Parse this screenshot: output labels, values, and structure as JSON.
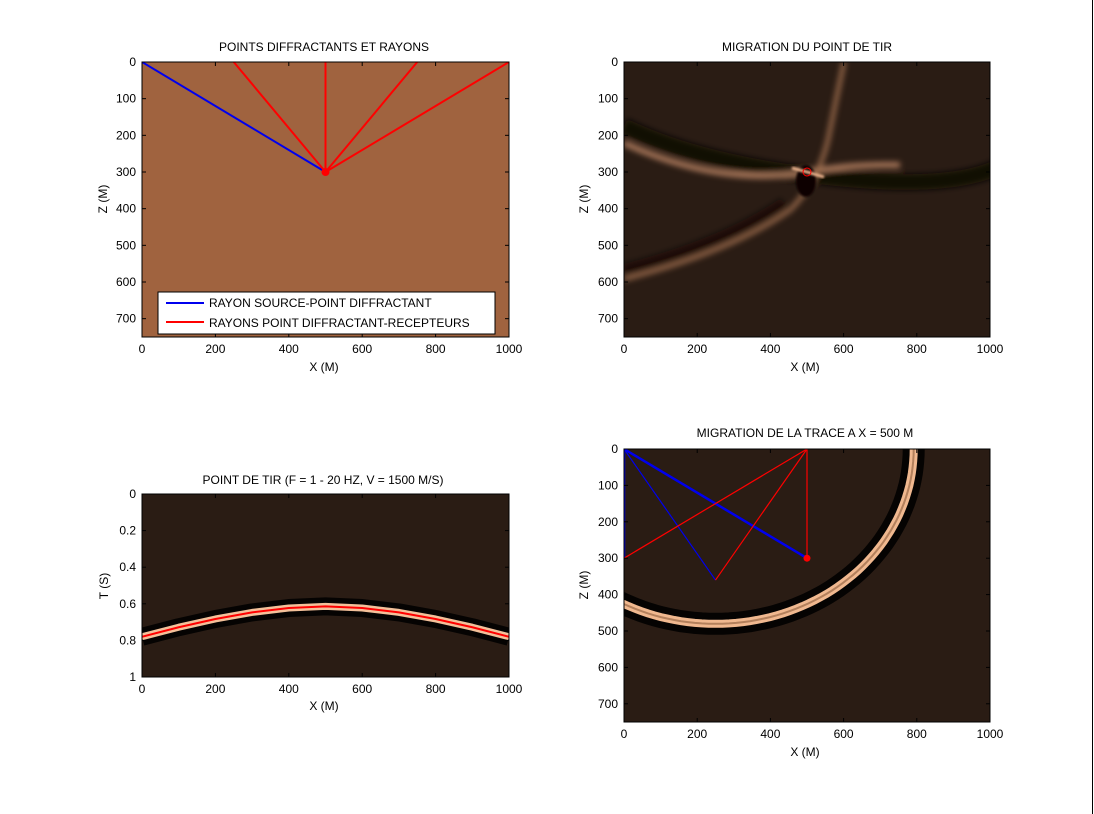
{
  "colors": {
    "model_fill": "#a0633f",
    "image_background": "#2a1c14",
    "source_ray": "#0000ee",
    "receiver_ray": "#ff0000",
    "axis": "#000000"
  },
  "chart_data": [
    {
      "type": "line",
      "title": "POINTS DIFFRACTANTS ET RAYONS",
      "xlabel": "X (M)",
      "ylabel": "Z (M)",
      "xlim": [
        0,
        1000
      ],
      "ylim": [
        750,
        0
      ],
      "xticks": [
        0,
        200,
        400,
        600,
        800,
        1000
      ],
      "yticks": [
        0,
        100,
        200,
        300,
        400,
        500,
        600,
        700
      ],
      "legend_position": "bottom-right",
      "diffractor": [
        500,
        300
      ],
      "series": [
        {
          "name": "RAYON SOURCE-POINT DIFFRACTANT",
          "color": "blue",
          "segments": [
            [
              [
                0,
                0
              ],
              [
                500,
                300
              ]
            ]
          ]
        },
        {
          "name": "RAYONS POINT DIFFRACTANT-RECEPTEURS",
          "color": "red",
          "segments": [
            [
              [
                500,
                300
              ],
              [
                250,
                0
              ]
            ],
            [
              [
                500,
                300
              ],
              [
                500,
                0
              ]
            ],
            [
              [
                500,
                300
              ],
              [
                750,
                0
              ]
            ],
            [
              [
                500,
                300
              ],
              [
                1000,
                0
              ]
            ]
          ]
        }
      ]
    },
    {
      "type": "heatmap",
      "title": "MIGRATION DU POINT DE TIR",
      "xlabel": "X (M)",
      "ylabel": "Z (M)",
      "xlim": [
        0,
        1000
      ],
      "ylim": [
        750,
        0
      ],
      "xticks": [
        0,
        200,
        400,
        600,
        800,
        1000
      ],
      "yticks": [
        0,
        100,
        200,
        300,
        400,
        500,
        600,
        700
      ],
      "marker": {
        "x": 500,
        "y": 300,
        "shape": "circle",
        "color": "red"
      }
    },
    {
      "type": "heatmap",
      "title": "POINT DE TIR (F = 1 - 20 HZ, V = 1500 M/S)",
      "xlabel": "X (M)",
      "ylabel": "T (S)",
      "xlim": [
        0,
        1000
      ],
      "ylim": [
        1,
        0
      ],
      "xticks": [
        0,
        200,
        400,
        600,
        800,
        1000
      ],
      "yticks": [
        0,
        0.2,
        0.4,
        0.6,
        0.8,
        1
      ],
      "event_curve": {
        "x": [
          0,
          100,
          200,
          300,
          400,
          500,
          600,
          700,
          800,
          900,
          1000
        ],
        "t": [
          0.78,
          0.728,
          0.683,
          0.647,
          0.623,
          0.614,
          0.623,
          0.647,
          0.683,
          0.728,
          0.78
        ]
      }
    },
    {
      "type": "heatmap",
      "title": "MIGRATION DE LA TRACE A X = 500 M",
      "xlabel": "X (M)",
      "ylabel": "Z (M)",
      "xlim": [
        0,
        1000
      ],
      "ylim": [
        750,
        0
      ],
      "xticks": [
        0,
        200,
        400,
        600,
        800,
        1000
      ],
      "yticks": [
        0,
        100,
        200,
        300,
        400,
        500,
        600,
        700
      ],
      "isochron": {
        "focus_a": [
          0,
          0
        ],
        "focus_b": [
          500,
          0
        ],
        "sum_distance": 1083
      },
      "rays": [
        {
          "color": "blue",
          "width": "thick",
          "points": [
            [
              0,
              0
            ],
            [
              0,
              300
            ]
          ]
        },
        {
          "color": "blue",
          "width": "thick",
          "points": [
            [
              0,
              0
            ],
            [
              500,
              300
            ]
          ]
        },
        {
          "color": "blue",
          "width": "thin",
          "points": [
            [
              0,
              0
            ],
            [
              250,
              360
            ]
          ]
        },
        {
          "color": "red",
          "width": "thin",
          "points": [
            [
              0,
              300
            ],
            [
              500,
              0
            ]
          ]
        },
        {
          "color": "red",
          "width": "thin",
          "points": [
            [
              500,
              0
            ],
            [
              500,
              300
            ]
          ]
        },
        {
          "color": "red",
          "width": "thin",
          "points": [
            [
              250,
              360
            ],
            [
              500,
              0
            ]
          ]
        }
      ],
      "marker": {
        "x": 500,
        "y": 300,
        "shape": "dot",
        "color": "red"
      }
    }
  ]
}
○ ○ ○ ○
▸ **Required work**: Reproduce the data word for word, excluding its pictures.

▸ **Solution to this problem**:
Parse this screenshot: output labels, values, and structure as JSON.
{
  "colors": {
    "model_fill": "#a0633f",
    "image_background": "#2a1c14",
    "source_ray": "#0000ee",
    "receiver_ray": "#ff0000",
    "axis": "#000000"
  },
  "chart_data": [
    {
      "type": "line",
      "title": "POINTS DIFFRACTANTS ET RAYONS",
      "xlabel": "X (M)",
      "ylabel": "Z (M)",
      "xlim": [
        0,
        1000
      ],
      "ylim": [
        750,
        0
      ],
      "xticks": [
        0,
        200,
        400,
        600,
        800,
        1000
      ],
      "yticks": [
        0,
        100,
        200,
        300,
        400,
        500,
        600,
        700
      ],
      "legend_position": "bottom-right",
      "diffractor": [
        500,
        300
      ],
      "series": [
        {
          "name": "RAYON SOURCE-POINT DIFFRACTANT",
          "color": "blue",
          "segments": [
            [
              [
                0,
                0
              ],
              [
                500,
                300
              ]
            ]
          ]
        },
        {
          "name": "RAYONS POINT DIFFRACTANT-RECEPTEURS",
          "color": "red",
          "segments": [
            [
              [
                500,
                300
              ],
              [
                250,
                0
              ]
            ],
            [
              [
                500,
                300
              ],
              [
                500,
                0
              ]
            ],
            [
              [
                500,
                300
              ],
              [
                750,
                0
              ]
            ],
            [
              [
                500,
                300
              ],
              [
                1000,
                0
              ]
            ]
          ]
        }
      ]
    },
    {
      "type": "heatmap",
      "title": "MIGRATION DU POINT DE TIR",
      "xlabel": "X (M)",
      "ylabel": "Z (M)",
      "xlim": [
        0,
        1000
      ],
      "ylim": [
        750,
        0
      ],
      "xticks": [
        0,
        200,
        400,
        600,
        800,
        1000
      ],
      "yticks": [
        0,
        100,
        200,
        300,
        400,
        500,
        600,
        700
      ],
      "marker": {
        "x": 500,
        "y": 300,
        "shape": "circle",
        "color": "red"
      }
    },
    {
      "type": "heatmap",
      "title": "POINT DE TIR (F = 1 - 20 HZ, V = 1500 M/S)",
      "xlabel": "X (M)",
      "ylabel": "T (S)",
      "xlim": [
        0,
        1000
      ],
      "ylim": [
        1,
        0
      ],
      "xticks": [
        0,
        200,
        400,
        600,
        800,
        1000
      ],
      "yticks": [
        0,
        0.2,
        0.4,
        0.6,
        0.8,
        1
      ],
      "event_curve": {
        "x": [
          0,
          100,
          200,
          300,
          400,
          500,
          600,
          700,
          800,
          900,
          1000
        ],
        "t": [
          0.78,
          0.728,
          0.683,
          0.647,
          0.623,
          0.614,
          0.623,
          0.647,
          0.683,
          0.728,
          0.78
        ]
      }
    },
    {
      "type": "heatmap",
      "title": "MIGRATION DE LA TRACE A X = 500 M",
      "xlabel": "X (M)",
      "ylabel": "Z (M)",
      "xlim": [
        0,
        1000
      ],
      "ylim": [
        750,
        0
      ],
      "xticks": [
        0,
        200,
        400,
        600,
        800,
        1000
      ],
      "yticks": [
        0,
        100,
        200,
        300,
        400,
        500,
        600,
        700
      ],
      "isochron": {
        "focus_a": [
          0,
          0
        ],
        "focus_b": [
          500,
          0
        ],
        "sum_distance": 1083
      },
      "rays": [
        {
          "color": "blue",
          "width": "thick",
          "points": [
            [
              0,
              0
            ],
            [
              0,
              300
            ]
          ]
        },
        {
          "color": "blue",
          "width": "thick",
          "points": [
            [
              0,
              0
            ],
            [
              500,
              300
            ]
          ]
        },
        {
          "color": "blue",
          "width": "thin",
          "points": [
            [
              0,
              0
            ],
            [
              250,
              360
            ]
          ]
        },
        {
          "color": "red",
          "width": "thin",
          "points": [
            [
              0,
              300
            ],
            [
              500,
              0
            ]
          ]
        },
        {
          "color": "red",
          "width": "thin",
          "points": [
            [
              500,
              0
            ],
            [
              500,
              300
            ]
          ]
        },
        {
          "color": "red",
          "width": "thin",
          "points": [
            [
              250,
              360
            ],
            [
              500,
              0
            ]
          ]
        }
      ],
      "marker": {
        "x": 500,
        "y": 300,
        "shape": "dot",
        "color": "red"
      }
    }
  ]
}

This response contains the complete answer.